**TASK PROMPT**
Copy nothing but the text: reproduce each line of the listing exactly and leave the pictures out.

**PROVIDED MATERIAL**
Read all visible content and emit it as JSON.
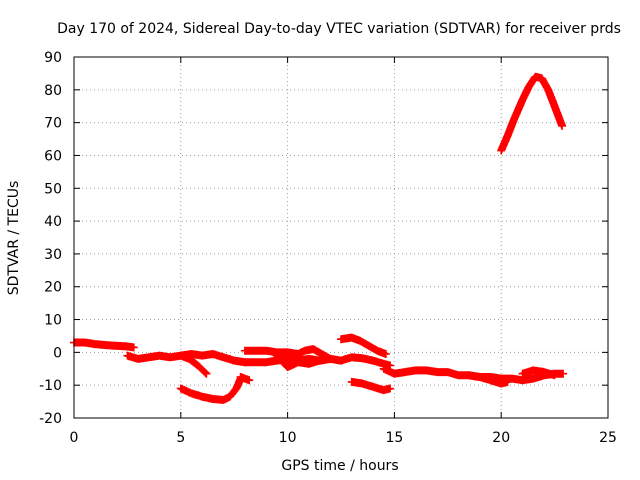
{
  "chart_data": {
    "type": "scatter",
    "title": "Day 170 of 2024, Sidereal Day-to-day VTEC variation (SDTVAR) for receiver prds",
    "xlabel": "GPS time / hours",
    "ylabel": "SDTVAR / TECUs",
    "xlim": [
      0,
      25
    ],
    "ylim": [
      -20,
      90
    ],
    "xticks": [
      0,
      5,
      10,
      15,
      20,
      25
    ],
    "yticks": [
      -20,
      -10,
      0,
      10,
      20,
      30,
      40,
      50,
      60,
      70,
      80,
      90
    ],
    "grid": true,
    "marker": "plus",
    "color": "#ff0000",
    "series": [
      {
        "name": "arc-1",
        "x": [
          0.0,
          0.5,
          1.0,
          1.5,
          2.0,
          2.5,
          2.8
        ],
        "y": [
          3,
          3,
          2.5,
          2.2,
          2,
          1.8,
          1.5
        ]
      },
      {
        "name": "arc-2",
        "x": [
          2.5,
          3.0,
          3.5,
          4.0,
          4.5,
          5.0,
          5.5,
          6.0,
          6.5,
          7.0,
          7.5,
          8.0
        ],
        "y": [
          -1,
          -2,
          -1.5,
          -1,
          -1.5,
          -1,
          -0.5,
          -1,
          -0.5,
          -1.5,
          -2.5,
          -3
        ]
      },
      {
        "name": "arc-3",
        "x": [
          5.0,
          5.4,
          5.8,
          6.2
        ],
        "y": [
          -1,
          -2,
          -4,
          -6.5
        ]
      },
      {
        "name": "arc-4",
        "x": [
          5.0,
          5.5,
          6.0,
          6.5,
          7.0,
          7.3,
          7.6,
          7.8
        ],
        "y": [
          -11,
          -12.5,
          -13.5,
          -14.2,
          -14.5,
          -13.5,
          -11,
          -8
        ]
      },
      {
        "name": "arc-5",
        "x": [
          7.8,
          8.2
        ],
        "y": [
          -7.5,
          -8.5
        ]
      },
      {
        "name": "arc-6",
        "x": [
          8.0,
          8.5,
          9.0,
          9.5,
          10.0,
          10.5,
          11.0,
          11.5,
          12.0,
          12.5,
          13.0,
          13.5,
          14.0,
          14.5,
          14.8
        ],
        "y": [
          -3,
          -3,
          -3,
          -2.5,
          -2,
          -2.5,
          -2,
          -2.5,
          -2,
          -2.5,
          -1.5,
          -1.8,
          -2.5,
          -3.5,
          -4
        ]
      },
      {
        "name": "arc-7",
        "x": [
          8.0,
          8.5,
          9.0,
          9.5,
          10.0,
          10.5,
          10.8,
          11.2,
          11.6,
          12.0
        ],
        "y": [
          0.5,
          0.5,
          0.5,
          0,
          0,
          -0.5,
          0.5,
          1,
          -0.5,
          -2
        ]
      },
      {
        "name": "arc-8",
        "x": [
          9.5,
          10.0,
          10.5,
          11.0,
          11.5,
          12.0
        ],
        "y": [
          -1,
          -4.5,
          -3,
          -3.5,
          -2.5,
          -2
        ]
      },
      {
        "name": "arc-9",
        "x": [
          12.5,
          13.0,
          13.4,
          13.8,
          14.2,
          14.6
        ],
        "y": [
          4,
          4.5,
          3.5,
          2,
          0.5,
          -0.5
        ]
      },
      {
        "name": "arc-10",
        "x": [
          13.0,
          13.5,
          14.0,
          14.5,
          14.8
        ],
        "y": [
          -9,
          -9.5,
          -10.5,
          -11.5,
          -11
        ]
      },
      {
        "name": "arc-11",
        "x": [
          14.5,
          15.0,
          15.5,
          16.0,
          16.5,
          17.0,
          17.5,
          18.0,
          18.5,
          19.0,
          19.5,
          20.0,
          20.5,
          21.0,
          21.5,
          22.0,
          22.5,
          22.9
        ],
        "y": [
          -5,
          -6.5,
          -6,
          -5.5,
          -5.5,
          -6,
          -6,
          -7,
          -7,
          -7.5,
          -7.5,
          -8,
          -8,
          -8.5,
          -8,
          -7,
          -6.5,
          -6.5
        ]
      },
      {
        "name": "arc-12",
        "x": [
          18.5,
          19.0,
          19.5,
          20.0,
          20.3
        ],
        "y": [
          -7,
          -7.5,
          -8.5,
          -9.5,
          -9
        ]
      },
      {
        "name": "arc-13",
        "x": [
          21.0,
          21.5,
          22.0,
          22.5
        ],
        "y": [
          -6.5,
          -5.5,
          -6,
          -7
        ]
      },
      {
        "name": "arc-14",
        "x": [
          20.0,
          20.3,
          20.6,
          21.0,
          21.3,
          21.6,
          21.9,
          22.2,
          22.5,
          22.85
        ],
        "y": [
          61.5,
          66,
          71,
          77,
          81,
          84,
          83.5,
          80,
          75,
          69
        ]
      }
    ]
  }
}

**ANSWER TO THIS PROBLEM**
Read all visible content and emit it as JSON.
{
  "chart_data": {
    "type": "scatter",
    "title": "Day 170 of 2024, Sidereal Day-to-day VTEC variation (SDTVAR) for receiver prds",
    "xlabel": "GPS time / hours",
    "ylabel": "SDTVAR / TECUs",
    "xlim": [
      0,
      25
    ],
    "ylim": [
      -20,
      90
    ],
    "xticks": [
      0,
      5,
      10,
      15,
      20,
      25
    ],
    "yticks": [
      -20,
      -10,
      0,
      10,
      20,
      30,
      40,
      50,
      60,
      70,
      80,
      90
    ],
    "grid": true,
    "marker": "plus",
    "color": "#ff0000",
    "series": [
      {
        "name": "arc-1",
        "x": [
          0.0,
          0.5,
          1.0,
          1.5,
          2.0,
          2.5,
          2.8
        ],
        "y": [
          3,
          3,
          2.5,
          2.2,
          2,
          1.8,
          1.5
        ]
      },
      {
        "name": "arc-2",
        "x": [
          2.5,
          3.0,
          3.5,
          4.0,
          4.5,
          5.0,
          5.5,
          6.0,
          6.5,
          7.0,
          7.5,
          8.0
        ],
        "y": [
          -1,
          -2,
          -1.5,
          -1,
          -1.5,
          -1,
          -0.5,
          -1,
          -0.5,
          -1.5,
          -2.5,
          -3
        ]
      },
      {
        "name": "arc-3",
        "x": [
          5.0,
          5.4,
          5.8,
          6.2
        ],
        "y": [
          -1,
          -2,
          -4,
          -6.5
        ]
      },
      {
        "name": "arc-4",
        "x": [
          5.0,
          5.5,
          6.0,
          6.5,
          7.0,
          7.3,
          7.6,
          7.8
        ],
        "y": [
          -11,
          -12.5,
          -13.5,
          -14.2,
          -14.5,
          -13.5,
          -11,
          -8
        ]
      },
      {
        "name": "arc-5",
        "x": [
          7.8,
          8.2
        ],
        "y": [
          -7.5,
          -8.5
        ]
      },
      {
        "name": "arc-6",
        "x": [
          8.0,
          8.5,
          9.0,
          9.5,
          10.0,
          10.5,
          11.0,
          11.5,
          12.0,
          12.5,
          13.0,
          13.5,
          14.0,
          14.5,
          14.8
        ],
        "y": [
          -3,
          -3,
          -3,
          -2.5,
          -2,
          -2.5,
          -2,
          -2.5,
          -2,
          -2.5,
          -1.5,
          -1.8,
          -2.5,
          -3.5,
          -4
        ]
      },
      {
        "name": "arc-7",
        "x": [
          8.0,
          8.5,
          9.0,
          9.5,
          10.0,
          10.5,
          10.8,
          11.2,
          11.6,
          12.0
        ],
        "y": [
          0.5,
          0.5,
          0.5,
          0,
          0,
          -0.5,
          0.5,
          1,
          -0.5,
          -2
        ]
      },
      {
        "name": "arc-8",
        "x": [
          9.5,
          10.0,
          10.5,
          11.0,
          11.5,
          12.0
        ],
        "y": [
          -1,
          -4.5,
          -3,
          -3.5,
          -2.5,
          -2
        ]
      },
      {
        "name": "arc-9",
        "x": [
          12.5,
          13.0,
          13.4,
          13.8,
          14.2,
          14.6
        ],
        "y": [
          4,
          4.5,
          3.5,
          2,
          0.5,
          -0.5
        ]
      },
      {
        "name": "arc-10",
        "x": [
          13.0,
          13.5,
          14.0,
          14.5,
          14.8
        ],
        "y": [
          -9,
          -9.5,
          -10.5,
          -11.5,
          -11
        ]
      },
      {
        "name": "arc-11",
        "x": [
          14.5,
          15.0,
          15.5,
          16.0,
          16.5,
          17.0,
          17.5,
          18.0,
          18.5,
          19.0,
          19.5,
          20.0,
          20.5,
          21.0,
          21.5,
          22.0,
          22.5,
          22.9
        ],
        "y": [
          -5,
          -6.5,
          -6,
          -5.5,
          -5.5,
          -6,
          -6,
          -7,
          -7,
          -7.5,
          -7.5,
          -8,
          -8,
          -8.5,
          -8,
          -7,
          -6.5,
          -6.5
        ]
      },
      {
        "name": "arc-12",
        "x": [
          18.5,
          19.0,
          19.5,
          20.0,
          20.3
        ],
        "y": [
          -7,
          -7.5,
          -8.5,
          -9.5,
          -9
        ]
      },
      {
        "name": "arc-13",
        "x": [
          21.0,
          21.5,
          22.0,
          22.5
        ],
        "y": [
          -6.5,
          -5.5,
          -6,
          -7
        ]
      },
      {
        "name": "arc-14",
        "x": [
          20.0,
          20.3,
          20.6,
          21.0,
          21.3,
          21.6,
          21.9,
          22.2,
          22.5,
          22.85
        ],
        "y": [
          61.5,
          66,
          71,
          77,
          81,
          84,
          83.5,
          80,
          75,
          69
        ]
      }
    ]
  }
}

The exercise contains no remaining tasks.